- [Task 1]: Copy the stretch of records from the line containing "Enumerate the UI" through the line containing "app-bar: 创建帐户 — [0, 24, 359, 76]", reproducing each line as it appears.

- [Source document]:
_ _ _

Some of the messages were very strange and a few (like the ones talking about contacting aliens from space) were downright disturbing, but most of them were respectful notes to let me know of legitimate ideas that hadn’t made it through internal management gates. I knew the engineering managers well. They were smart and careful and for the most part they were very successful. I didn’t want to second-guess their investment decisions, but I started wondering whether another sort of investment analysis would give a different answer, because these were obviously colliding worlds.
I was not popular with some of HP’s general managers because I had invented a new sort of escalation path for engineers, inviting ideas that had already been turned down at some point in the management chain. I created a Technology Council consisting of the CTO’s of each of the major business units, the Director and Chief Scientist from HP Labs and some HP Fellows to help with technology strategy and road-mapping, so it made a great deal of sense to use this team to take one more look at some of the Loose Cannon Ideas.
One of the Loose Cannons proposed using HP’s Jornada Pocket PC “to control my TV and VCR or other IR devices – that way you could store stuff in there and program those things simply and easily.” Another L-C wanted to create a document management system for the “growing home genealogist market”.
The company already had a rich history of encouraging risk-taking by its technical staff, but at HP business objectives were never far from sight. There was a 60-year history of combining risk with rational investment. It was a strategy that worked well. It was lightweight, and I think that’s why cool new products and sometimes whole new product categories continued to flow out of R&D activities. I am not only talking about the research labs. At that time there were over 12,000 engineers, many of whom had advanced degrees and were rewarded for patents, publications and other creative work; there was incredible bench strength. I will have more to say in later posts about how this process of identifying and nurturing creative ideas was carried out, but today I want to concentrate on the very specific calculation that virtually all R&D managers in the company learned. I think that the legendary Joel Birnbaum was responsible for it, but my friend Stan Williams, who for many years now has guided HP’s nanotechnology and quantum computing research nailed the analysis in a dramatic way:
…Why don’t we put together a program to become the world’s best center in quantum computation?
The answer is that even in the research labs we have to be ‘cold blooded’ businessmen…The first question is this: what is going to be the total world market for the technology?…The answer is, looking 15 years ahead, $1 trillion per year…we then have to ask what fraction of the market will belong to quantum computation…Now, how much could HP capture if it went after it very aggressively…[then] the question is if we could sell that 15 years from now that is the appropriate level of investment for that income stream?
Stan then incorporated development costs, risks and barriers and the time value of money to conclude:
…even when addressing a significant share of a $100 billion market that is 15 years in the future, the amount of money we should be spending now is about a million dollars per year. In an industrial laboratory environment that’s about three researchers with their associated overhead costs.

_ _ _

- [Task data]:
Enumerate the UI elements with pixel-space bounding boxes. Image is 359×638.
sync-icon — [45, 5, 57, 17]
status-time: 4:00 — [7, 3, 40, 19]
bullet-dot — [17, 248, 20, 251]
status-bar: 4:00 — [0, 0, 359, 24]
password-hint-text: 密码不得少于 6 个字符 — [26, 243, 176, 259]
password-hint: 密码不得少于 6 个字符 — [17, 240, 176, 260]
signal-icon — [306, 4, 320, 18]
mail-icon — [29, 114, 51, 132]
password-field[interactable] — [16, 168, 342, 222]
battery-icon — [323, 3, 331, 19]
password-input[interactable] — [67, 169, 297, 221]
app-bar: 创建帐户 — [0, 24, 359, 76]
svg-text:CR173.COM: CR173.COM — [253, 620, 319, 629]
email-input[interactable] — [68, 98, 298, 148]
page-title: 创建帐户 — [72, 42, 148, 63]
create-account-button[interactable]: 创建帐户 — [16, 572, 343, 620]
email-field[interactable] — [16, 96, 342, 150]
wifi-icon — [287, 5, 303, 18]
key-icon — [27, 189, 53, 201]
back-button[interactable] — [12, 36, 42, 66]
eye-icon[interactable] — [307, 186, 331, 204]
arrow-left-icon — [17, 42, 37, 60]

_ _ _

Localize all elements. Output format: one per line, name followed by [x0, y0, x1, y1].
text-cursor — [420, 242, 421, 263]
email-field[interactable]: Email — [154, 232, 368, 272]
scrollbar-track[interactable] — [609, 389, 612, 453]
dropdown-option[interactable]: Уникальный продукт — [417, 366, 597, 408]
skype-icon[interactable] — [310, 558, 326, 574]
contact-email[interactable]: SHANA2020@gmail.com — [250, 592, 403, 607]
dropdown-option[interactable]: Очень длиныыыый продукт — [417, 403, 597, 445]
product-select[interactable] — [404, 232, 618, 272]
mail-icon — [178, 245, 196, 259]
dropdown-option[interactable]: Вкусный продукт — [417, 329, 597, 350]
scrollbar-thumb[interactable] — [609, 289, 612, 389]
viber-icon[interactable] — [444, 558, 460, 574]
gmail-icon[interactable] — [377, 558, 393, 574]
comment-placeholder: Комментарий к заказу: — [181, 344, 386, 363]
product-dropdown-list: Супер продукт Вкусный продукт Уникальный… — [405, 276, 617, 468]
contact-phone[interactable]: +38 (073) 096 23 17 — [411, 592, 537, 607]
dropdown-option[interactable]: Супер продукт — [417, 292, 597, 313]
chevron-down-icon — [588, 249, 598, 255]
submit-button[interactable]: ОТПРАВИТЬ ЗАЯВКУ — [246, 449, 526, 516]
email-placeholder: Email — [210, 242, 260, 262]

_ _ _

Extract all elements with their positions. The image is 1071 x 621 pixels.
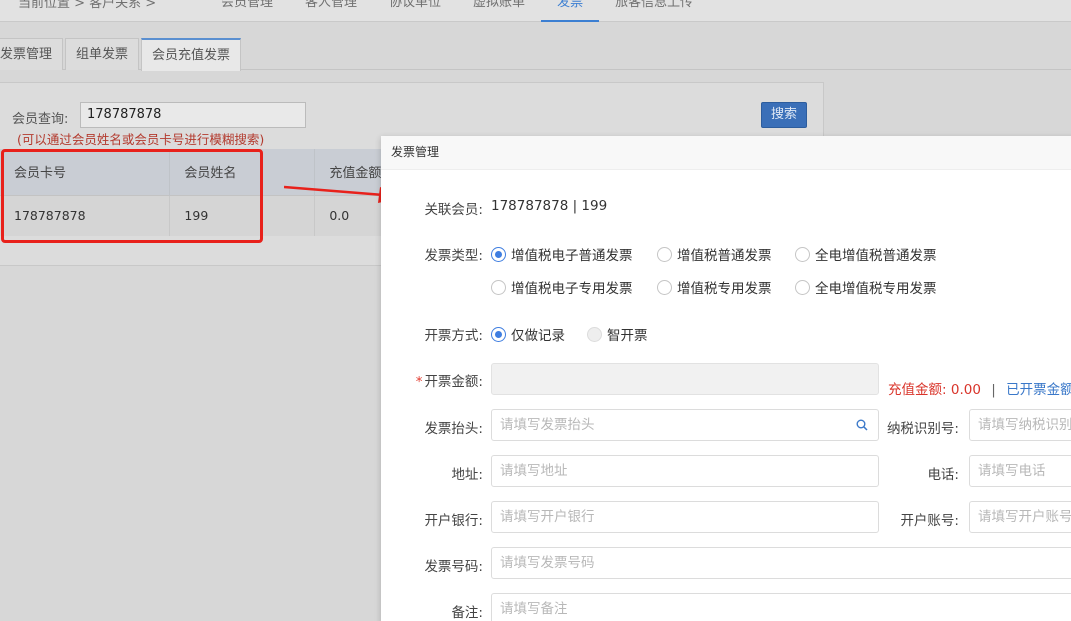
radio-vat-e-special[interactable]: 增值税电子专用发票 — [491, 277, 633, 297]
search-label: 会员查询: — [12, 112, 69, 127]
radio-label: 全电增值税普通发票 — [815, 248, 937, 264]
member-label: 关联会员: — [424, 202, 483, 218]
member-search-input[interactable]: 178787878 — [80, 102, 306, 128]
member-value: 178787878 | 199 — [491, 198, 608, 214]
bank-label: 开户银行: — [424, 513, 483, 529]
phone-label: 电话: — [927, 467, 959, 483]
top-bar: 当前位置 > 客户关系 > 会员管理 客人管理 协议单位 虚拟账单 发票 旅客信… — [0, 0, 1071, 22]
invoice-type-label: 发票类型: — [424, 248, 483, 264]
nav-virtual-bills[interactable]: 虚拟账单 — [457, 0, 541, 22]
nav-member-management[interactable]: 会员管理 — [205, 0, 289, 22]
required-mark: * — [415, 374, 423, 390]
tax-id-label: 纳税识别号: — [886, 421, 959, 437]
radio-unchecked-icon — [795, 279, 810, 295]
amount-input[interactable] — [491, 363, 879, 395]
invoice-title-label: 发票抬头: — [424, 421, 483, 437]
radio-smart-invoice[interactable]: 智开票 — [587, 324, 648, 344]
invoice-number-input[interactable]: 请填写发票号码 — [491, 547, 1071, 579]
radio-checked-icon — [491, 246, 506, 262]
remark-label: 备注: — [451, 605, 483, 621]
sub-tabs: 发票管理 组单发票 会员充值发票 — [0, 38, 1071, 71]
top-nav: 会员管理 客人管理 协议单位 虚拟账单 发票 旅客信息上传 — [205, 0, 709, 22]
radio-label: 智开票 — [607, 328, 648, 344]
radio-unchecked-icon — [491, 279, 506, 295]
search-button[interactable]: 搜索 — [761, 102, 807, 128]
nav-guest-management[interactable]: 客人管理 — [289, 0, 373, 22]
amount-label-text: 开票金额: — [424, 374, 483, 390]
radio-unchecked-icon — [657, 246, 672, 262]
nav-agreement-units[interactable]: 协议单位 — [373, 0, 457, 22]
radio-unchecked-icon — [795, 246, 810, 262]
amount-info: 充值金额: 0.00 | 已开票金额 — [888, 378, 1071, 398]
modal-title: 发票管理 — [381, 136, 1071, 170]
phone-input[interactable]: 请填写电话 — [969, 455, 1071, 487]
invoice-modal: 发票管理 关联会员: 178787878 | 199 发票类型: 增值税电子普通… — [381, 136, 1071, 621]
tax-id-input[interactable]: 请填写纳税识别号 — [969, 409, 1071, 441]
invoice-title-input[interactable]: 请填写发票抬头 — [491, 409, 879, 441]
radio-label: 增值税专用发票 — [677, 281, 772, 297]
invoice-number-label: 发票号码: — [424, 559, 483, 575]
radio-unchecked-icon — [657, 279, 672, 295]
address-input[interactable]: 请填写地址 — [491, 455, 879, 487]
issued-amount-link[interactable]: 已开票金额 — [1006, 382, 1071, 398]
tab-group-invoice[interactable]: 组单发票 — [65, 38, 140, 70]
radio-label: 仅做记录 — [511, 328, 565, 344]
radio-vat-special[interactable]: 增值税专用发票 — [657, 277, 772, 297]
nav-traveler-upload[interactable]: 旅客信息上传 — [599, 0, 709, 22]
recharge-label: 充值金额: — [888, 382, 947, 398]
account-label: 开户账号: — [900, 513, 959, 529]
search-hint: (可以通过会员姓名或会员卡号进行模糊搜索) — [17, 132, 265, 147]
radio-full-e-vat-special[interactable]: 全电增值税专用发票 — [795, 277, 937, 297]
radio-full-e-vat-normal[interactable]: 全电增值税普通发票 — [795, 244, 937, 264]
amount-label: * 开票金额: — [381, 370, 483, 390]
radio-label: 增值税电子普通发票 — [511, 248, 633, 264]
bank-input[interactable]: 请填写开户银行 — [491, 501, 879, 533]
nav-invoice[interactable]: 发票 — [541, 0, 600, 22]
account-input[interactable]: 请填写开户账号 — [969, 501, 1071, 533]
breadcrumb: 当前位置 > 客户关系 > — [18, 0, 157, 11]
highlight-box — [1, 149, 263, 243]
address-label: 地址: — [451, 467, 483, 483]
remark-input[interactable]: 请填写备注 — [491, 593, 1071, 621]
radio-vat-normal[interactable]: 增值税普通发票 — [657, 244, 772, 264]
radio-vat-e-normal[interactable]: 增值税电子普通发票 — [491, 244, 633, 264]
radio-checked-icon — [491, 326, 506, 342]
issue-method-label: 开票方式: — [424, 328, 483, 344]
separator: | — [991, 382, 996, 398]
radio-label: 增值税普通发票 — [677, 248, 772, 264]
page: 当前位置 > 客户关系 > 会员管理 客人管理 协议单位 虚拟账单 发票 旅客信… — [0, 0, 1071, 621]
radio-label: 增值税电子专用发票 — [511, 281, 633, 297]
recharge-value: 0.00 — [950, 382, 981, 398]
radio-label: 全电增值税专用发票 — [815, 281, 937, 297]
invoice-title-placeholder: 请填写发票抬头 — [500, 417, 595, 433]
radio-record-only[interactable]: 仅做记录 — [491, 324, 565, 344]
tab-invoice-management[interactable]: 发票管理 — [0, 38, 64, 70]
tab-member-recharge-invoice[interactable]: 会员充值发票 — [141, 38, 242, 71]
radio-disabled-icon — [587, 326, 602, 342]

_ _ _

- [Task 2]: In the passage about HP's research investment, what does a million dollars per year pay for in an industrial laboratory?

- [Correct result 1]:
Enumerate the UI elements with pixel-space bounding boxes. Image is 359×638.
sync-icon — [45, 5, 57, 17]
status-time: 4:00 — [7, 3, 40, 19]
bullet-dot — [17, 248, 20, 251]
status-bar: 4:00 — [0, 0, 359, 24]
password-hint-text: 密码不得少于 6 个字符 — [26, 243, 176, 259]
password-hint: 密码不得少于 6 个字符 — [17, 240, 176, 260]
signal-icon — [306, 4, 320, 18]
mail-icon — [29, 114, 51, 132]
password-field[interactable] — [16, 168, 342, 222]
battery-icon — [323, 3, 331, 19]
password-input[interactable] — [67, 169, 297, 221]
app-bar: 创建帐户 — [0, 24, 359, 76]

- [Correct result 2]: About three researchers with their associated overhead costs.